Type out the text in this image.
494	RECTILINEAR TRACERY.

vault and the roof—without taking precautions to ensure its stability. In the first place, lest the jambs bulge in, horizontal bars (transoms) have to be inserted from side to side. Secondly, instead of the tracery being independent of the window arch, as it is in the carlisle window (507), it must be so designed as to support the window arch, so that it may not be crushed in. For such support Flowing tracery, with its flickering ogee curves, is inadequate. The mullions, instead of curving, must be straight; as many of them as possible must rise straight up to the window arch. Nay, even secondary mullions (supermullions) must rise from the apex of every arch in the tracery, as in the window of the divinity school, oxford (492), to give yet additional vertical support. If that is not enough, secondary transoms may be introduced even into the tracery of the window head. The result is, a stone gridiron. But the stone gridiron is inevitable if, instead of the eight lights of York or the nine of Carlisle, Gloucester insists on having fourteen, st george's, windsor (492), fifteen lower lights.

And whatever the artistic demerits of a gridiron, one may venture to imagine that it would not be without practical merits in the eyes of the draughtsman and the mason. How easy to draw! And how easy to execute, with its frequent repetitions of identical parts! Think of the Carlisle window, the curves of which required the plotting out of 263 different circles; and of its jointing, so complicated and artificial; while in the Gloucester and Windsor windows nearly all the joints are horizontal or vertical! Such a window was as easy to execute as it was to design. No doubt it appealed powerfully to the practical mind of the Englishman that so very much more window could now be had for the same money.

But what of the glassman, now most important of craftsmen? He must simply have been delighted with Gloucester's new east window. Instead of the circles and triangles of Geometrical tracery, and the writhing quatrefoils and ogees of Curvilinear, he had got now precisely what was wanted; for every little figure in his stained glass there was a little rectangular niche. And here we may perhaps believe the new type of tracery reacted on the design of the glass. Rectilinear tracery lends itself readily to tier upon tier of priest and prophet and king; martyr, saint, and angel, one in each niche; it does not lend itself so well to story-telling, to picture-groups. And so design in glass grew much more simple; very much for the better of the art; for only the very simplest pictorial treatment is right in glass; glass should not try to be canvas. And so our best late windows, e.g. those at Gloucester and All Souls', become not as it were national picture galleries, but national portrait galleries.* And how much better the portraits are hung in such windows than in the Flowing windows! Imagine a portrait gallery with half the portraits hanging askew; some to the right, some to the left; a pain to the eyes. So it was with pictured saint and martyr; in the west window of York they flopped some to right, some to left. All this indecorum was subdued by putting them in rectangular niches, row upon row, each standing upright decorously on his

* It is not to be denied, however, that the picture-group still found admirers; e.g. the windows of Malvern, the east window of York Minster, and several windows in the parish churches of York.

JOB
Reproduce the data shown above exactly.

RIGHT ANSWER
Type out the text in this image.
494	RECTILINEAR TRACERY.

vault and the roof—without taking precautions to ensure its stability. In the first place, lest the jambs bulge in, horizontal bars (transoms) have to be inserted from side to side. Secondly, instead of the tracery being independent of the window arch, as it is in the carlisle window (507), it must be so designed as to support the window arch, so that it may not be crushed in. For such support Flowing tracery, with its flickering ogee curves, is inadequate. The mullions, instead of curving, must be straight; as many of them as possible must rise straight up to the window arch. Nay, even secondary mullions (supermullions) must rise from the apex of every arch in the tracery, as in the window of the divinity school, oxford (492), to give yet additional vertical support. If that is not enough, secondary transoms may be introduced even into the tracery of the window head. The result is, a stone gridiron. But the stone gridiron is inevitable if, instead of the eight lights of York or the nine of Carlisle, Gloucester insists on having fourteen, st george's, windsor (492), fifteen lower lights.

And whatever the artistic demerits of a gridiron, one may venture to imagine that it would not be without practical merits in the eyes of the draughtsman and the mason. How easy to draw! And how easy to execute, with its frequent repetitions of identical parts! Think of the Carlisle window, the curves of which required the plotting out of 263 different circles; and of its jointing, so complicated and artificial; while in the Gloucester and Windsor windows nearly all the joints are horizontal or vertical! Such a window was as easy to execute as it was to design. No doubt it appealed powerfully to the practical mind of the Englishman that so very much more window could now be had for the same money.

But what of the glassman, now most important of craftsmen? He must simply have been delighted with Gloucester's new east window. Instead of the circles and triangles of Geometrical tracery, and the writhing quatrefoils and ogees of Curvilinear, he had got now precisely what was wanted; for every little figure in his stained glass there was a little rectangular niche. And here we may perhaps believe the new type of tracery reacted on the design of the glass. Rectilinear tracery lends itself readily to tier upon tier of priest and prophet and king; martyr, saint, and angel, one in each niche; it does not lend itself so well to story-telling, to picture-groups. And so design in glass grew much more simple; very much for the better of the art; for only the very simplest pictorial treatment is right in glass; glass should not try to be canvas. And so our best late windows, e.g. those at Gloucester and All Souls', become not as it were national picture galleries, but national portrait galleries.* And how much better the portraits are hung in such windows than in the Flowing windows! Imagine a portrait gallery with half the portraits hanging askew; some to the right, some to the left; a pain to the eyes. So it was with pictured saint and martyr; in the west window of York they flopped some to right, some to left. All this indecorum was subdued by putting them in rectangular niches, row upon row, each standing upright decorously on his

* It is not to be denied, however, that the picture-group still found admirers; e.g. the windows of Malvern, the east window of York Minster, and several windows in the parish churches of York.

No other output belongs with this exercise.